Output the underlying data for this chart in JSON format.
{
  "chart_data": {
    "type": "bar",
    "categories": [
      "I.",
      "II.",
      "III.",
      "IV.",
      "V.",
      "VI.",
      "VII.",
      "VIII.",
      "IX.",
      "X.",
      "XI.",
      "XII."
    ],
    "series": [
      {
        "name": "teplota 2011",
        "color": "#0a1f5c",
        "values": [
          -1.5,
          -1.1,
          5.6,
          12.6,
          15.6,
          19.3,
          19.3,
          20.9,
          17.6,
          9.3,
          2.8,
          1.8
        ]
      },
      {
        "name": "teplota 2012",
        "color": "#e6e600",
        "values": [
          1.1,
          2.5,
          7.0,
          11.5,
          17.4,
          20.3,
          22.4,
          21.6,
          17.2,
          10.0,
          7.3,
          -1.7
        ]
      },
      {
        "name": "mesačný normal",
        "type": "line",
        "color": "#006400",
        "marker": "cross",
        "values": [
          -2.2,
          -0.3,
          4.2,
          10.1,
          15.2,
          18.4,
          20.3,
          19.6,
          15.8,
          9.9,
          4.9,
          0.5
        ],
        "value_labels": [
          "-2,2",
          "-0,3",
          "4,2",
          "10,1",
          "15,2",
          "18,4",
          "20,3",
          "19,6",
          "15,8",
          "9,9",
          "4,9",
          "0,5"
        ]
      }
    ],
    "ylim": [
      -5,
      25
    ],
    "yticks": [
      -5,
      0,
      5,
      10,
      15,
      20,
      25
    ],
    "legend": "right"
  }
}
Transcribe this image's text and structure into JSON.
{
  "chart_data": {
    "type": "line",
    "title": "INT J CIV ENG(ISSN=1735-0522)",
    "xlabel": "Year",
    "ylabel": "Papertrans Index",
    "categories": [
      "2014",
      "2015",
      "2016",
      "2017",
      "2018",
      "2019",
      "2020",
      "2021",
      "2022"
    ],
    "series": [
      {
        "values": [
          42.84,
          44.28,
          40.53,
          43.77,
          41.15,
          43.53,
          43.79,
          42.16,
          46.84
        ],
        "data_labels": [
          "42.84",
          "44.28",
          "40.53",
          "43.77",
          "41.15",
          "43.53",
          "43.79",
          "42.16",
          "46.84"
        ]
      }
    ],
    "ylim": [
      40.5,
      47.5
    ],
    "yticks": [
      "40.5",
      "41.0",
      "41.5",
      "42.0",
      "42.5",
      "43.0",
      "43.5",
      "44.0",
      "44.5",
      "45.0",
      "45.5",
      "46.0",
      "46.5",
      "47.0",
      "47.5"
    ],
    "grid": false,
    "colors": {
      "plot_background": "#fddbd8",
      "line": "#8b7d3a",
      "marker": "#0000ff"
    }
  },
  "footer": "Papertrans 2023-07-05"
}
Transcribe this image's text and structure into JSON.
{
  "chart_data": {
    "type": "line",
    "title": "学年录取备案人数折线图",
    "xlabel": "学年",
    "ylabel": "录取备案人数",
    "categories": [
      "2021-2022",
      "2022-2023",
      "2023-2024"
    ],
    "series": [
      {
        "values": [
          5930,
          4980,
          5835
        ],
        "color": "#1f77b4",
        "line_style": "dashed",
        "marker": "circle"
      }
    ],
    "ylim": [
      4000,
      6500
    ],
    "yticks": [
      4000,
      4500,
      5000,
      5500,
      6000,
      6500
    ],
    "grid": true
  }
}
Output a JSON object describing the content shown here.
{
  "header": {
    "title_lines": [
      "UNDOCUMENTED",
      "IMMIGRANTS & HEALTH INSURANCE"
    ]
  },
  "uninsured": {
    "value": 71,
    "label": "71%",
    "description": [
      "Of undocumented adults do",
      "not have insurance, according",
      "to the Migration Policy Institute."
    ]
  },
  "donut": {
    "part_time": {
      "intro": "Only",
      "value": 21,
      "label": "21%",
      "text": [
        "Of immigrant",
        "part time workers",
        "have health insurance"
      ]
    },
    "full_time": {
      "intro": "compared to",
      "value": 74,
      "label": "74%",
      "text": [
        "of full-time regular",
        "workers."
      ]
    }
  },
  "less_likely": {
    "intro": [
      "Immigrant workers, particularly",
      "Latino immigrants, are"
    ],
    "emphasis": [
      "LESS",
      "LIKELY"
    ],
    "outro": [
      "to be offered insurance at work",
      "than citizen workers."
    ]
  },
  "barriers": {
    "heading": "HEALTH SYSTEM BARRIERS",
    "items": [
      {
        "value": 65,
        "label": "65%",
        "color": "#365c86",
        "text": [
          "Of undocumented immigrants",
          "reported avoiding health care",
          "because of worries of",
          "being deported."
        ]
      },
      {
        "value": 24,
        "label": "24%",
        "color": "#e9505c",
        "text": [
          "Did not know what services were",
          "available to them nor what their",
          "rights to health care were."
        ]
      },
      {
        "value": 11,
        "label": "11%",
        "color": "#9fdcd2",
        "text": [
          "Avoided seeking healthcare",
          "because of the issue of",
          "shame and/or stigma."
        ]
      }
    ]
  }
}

=-=-=

-- Brief --
Nothing should be changed: write out all of the data as is.

-- Exercise result --
Output the underlying data for this chart in JSON format.
{
  "chart_data": {
    "type": "bar",
    "categories": [
      "I.",
      "II.",
      "III.",
      "IV.",
      "V.",
      "VI.",
      "VII.",
      "VIII.",
      "IX.",
      "X.",
      "XI.",
      "XII."
    ],
    "series": [
      {
        "name": "teplota 2011",
        "color": "#0a1f5c",
        "values": [
          -1.5,
          -1.1,
          5.6,
          12.6,
          15.6,
          19.3,
          19.3,
          20.9,
          17.6,
          9.3,
          2.8,
          1.8
        ]
      },
      {
        "name": "teplota 2012",
        "color": "#e6e600",
        "values": [
          1.1,
          2.5,
          7.0,
          11.5,
          17.4,
          20.3,
          22.4,
          21.6,
          17.2,
          10.0,
          7.3,
          -1.7
        ]
      },
      {
        "name": "mesačný normal",
        "type": "line",
        "color": "#006400",
        "marker": "cross",
        "values": [
          -2.2,
          -0.3,
          4.2,
          10.1,
          15.2,
          18.4,
          20.3,
          19.6,
          15.8,
          9.9,
          4.9,
          0.5
        ],
        "value_labels": [
          "-2,2",
          "-0,3",
          "4,2",
          "10,1",
          "15,2",
          "18,4",
          "20,3",
          "19,6",
          "15,8",
          "9,9",
          "4,9",
          "0,5"
        ]
      }
    ],
    "ylim": [
      -5,
      25
    ],
    "yticks": [
      -5,
      0,
      5,
      10,
      15,
      20,
      25
    ],
    "legend": "right"
  }
}
Transcribe this image's text and structure into JSON.
{
  "chart_data": {
    "type": "line",
    "title": "INT J CIV ENG(ISSN=1735-0522)",
    "xlabel": "Year",
    "ylabel": "Papertrans Index",
    "categories": [
      "2014",
      "2015",
      "2016",
      "2017",
      "2018",
      "2019",
      "2020",
      "2021",
      "2022"
    ],
    "series": [
      {
        "values": [
          42.84,
          44.28,
          40.53,
          43.77,
          41.15,
          43.53,
          43.79,
          42.16,
          46.84
        ],
        "data_labels": [
          "42.84",
          "44.28",
          "40.53",
          "43.77",
          "41.15",
          "43.53",
          "43.79",
          "42.16",
          "46.84"
        ]
      }
    ],
    "ylim": [
      40.5,
      47.5
    ],
    "yticks": [
      "40.5",
      "41.0",
      "41.5",
      "42.0",
      "42.5",
      "43.0",
      "43.5",
      "44.0",
      "44.5",
      "45.0",
      "45.5",
      "46.0",
      "46.5",
      "47.0",
      "47.5"
    ],
    "grid": false,
    "colors": {
      "plot_background": "#fddbd8",
      "line": "#8b7d3a",
      "marker": "#0000ff"
    }
  },
  "footer": "Papertrans 2023-07-05"
}
Transcribe this image's text and structure into JSON.
{
  "chart_data": {
    "type": "line",
    "title": "学年录取备案人数折线图",
    "xlabel": "学年",
    "ylabel": "录取备案人数",
    "categories": [
      "2021-2022",
      "2022-2023",
      "2023-2024"
    ],
    "series": [
      {
        "values": [
          5930,
          4980,
          5835
        ],
        "color": "#1f77b4",
        "line_style": "dashed",
        "marker": "circle"
      }
    ],
    "ylim": [
      4000,
      6500
    ],
    "yticks": [
      4000,
      4500,
      5000,
      5500,
      6000,
      6500
    ],
    "grid": true
  }
}
Output a JSON object describing the content shown here.
{
  "header": {
    "title_lines": [
      "UNDOCUMENTED",
      "IMMIGRANTS & HEALTH INSURANCE"
    ]
  },
  "uninsured": {
    "value": 71,
    "label": "71%",
    "description": [
      "Of undocumented adults do",
      "not have insurance, according",
      "to the Migration Policy Institute."
    ]
  },
  "donut": {
    "part_time": {
      "intro": "Only",
      "value": 21,
      "label": "21%",
      "text": [
        "Of immigrant",
        "part time workers",
        "have health insurance"
      ]
    },
    "full_time": {
      "intro": "compared to",
      "value": 74,
      "label": "74%",
      "text": [
        "of full-time regular",
        "workers."
      ]
    }
  },
  "less_likely": {
    "intro": [
      "Immigrant workers, particularly",
      "Latino immigrants, are"
    ],
    "emphasis": [
      "LESS",
      "LIKELY"
    ],
    "outro": [
      "to be offered insurance at work",
      "than citizen workers."
    ]
  },
  "barriers": {
    "heading": "HEALTH SYSTEM BARRIERS",
    "items": [
      {
        "value": 65,
        "label": "65%",
        "color": "#365c86",
        "text": [
          "Of undocumented immigrants",
          "reported avoiding health care",
          "because of worries of",
          "being deported."
        ]
      },
      {
        "value": 24,
        "label": "24%",
        "color": "#e9505c",
        "text": [
          "Did not know what services were",
          "available to them nor what their",
          "rights to health care were."
        ]
      },
      {
        "value": 11,
        "label": "11%",
        "color": "#9fdcd2",
        "text": [
          "Avoided seeking healthcare",
          "because of the issue of",
          "shame and/or stigma."
        ]
      }
    ]
  }
}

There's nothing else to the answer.